Keep only the lines of the data below that contain "name", and copy them.

— START OF SUPPLIED RECORDS —

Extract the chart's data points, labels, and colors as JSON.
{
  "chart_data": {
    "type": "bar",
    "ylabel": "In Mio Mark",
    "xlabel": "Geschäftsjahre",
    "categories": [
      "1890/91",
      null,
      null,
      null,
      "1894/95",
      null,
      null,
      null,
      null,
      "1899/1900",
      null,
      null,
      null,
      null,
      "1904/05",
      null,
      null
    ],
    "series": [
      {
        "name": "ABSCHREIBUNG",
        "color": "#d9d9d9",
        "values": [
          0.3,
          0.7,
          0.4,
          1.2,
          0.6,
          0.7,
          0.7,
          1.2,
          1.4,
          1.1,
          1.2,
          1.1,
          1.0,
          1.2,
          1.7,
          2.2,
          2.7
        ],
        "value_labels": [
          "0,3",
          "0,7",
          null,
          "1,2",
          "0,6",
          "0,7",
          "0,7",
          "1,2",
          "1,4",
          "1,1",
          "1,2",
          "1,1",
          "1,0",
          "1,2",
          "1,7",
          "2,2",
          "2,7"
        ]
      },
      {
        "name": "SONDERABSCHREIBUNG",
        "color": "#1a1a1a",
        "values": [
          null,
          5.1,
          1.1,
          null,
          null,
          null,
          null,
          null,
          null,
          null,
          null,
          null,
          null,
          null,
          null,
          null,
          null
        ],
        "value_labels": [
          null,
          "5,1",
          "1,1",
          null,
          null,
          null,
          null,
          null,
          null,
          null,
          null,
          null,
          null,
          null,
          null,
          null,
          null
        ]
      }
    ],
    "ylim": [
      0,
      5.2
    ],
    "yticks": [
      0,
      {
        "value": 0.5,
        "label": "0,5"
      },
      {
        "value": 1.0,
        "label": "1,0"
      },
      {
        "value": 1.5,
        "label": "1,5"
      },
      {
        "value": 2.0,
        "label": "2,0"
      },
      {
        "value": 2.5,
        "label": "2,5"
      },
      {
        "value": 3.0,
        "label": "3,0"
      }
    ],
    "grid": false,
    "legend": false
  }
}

— END OF SUPPLIED RECORDS —

■ **OUTPUT OF THE EXERCISE**
        "name": "ABSCHREIBUNG",
        "name": "SONDERABSCHREIBUNG",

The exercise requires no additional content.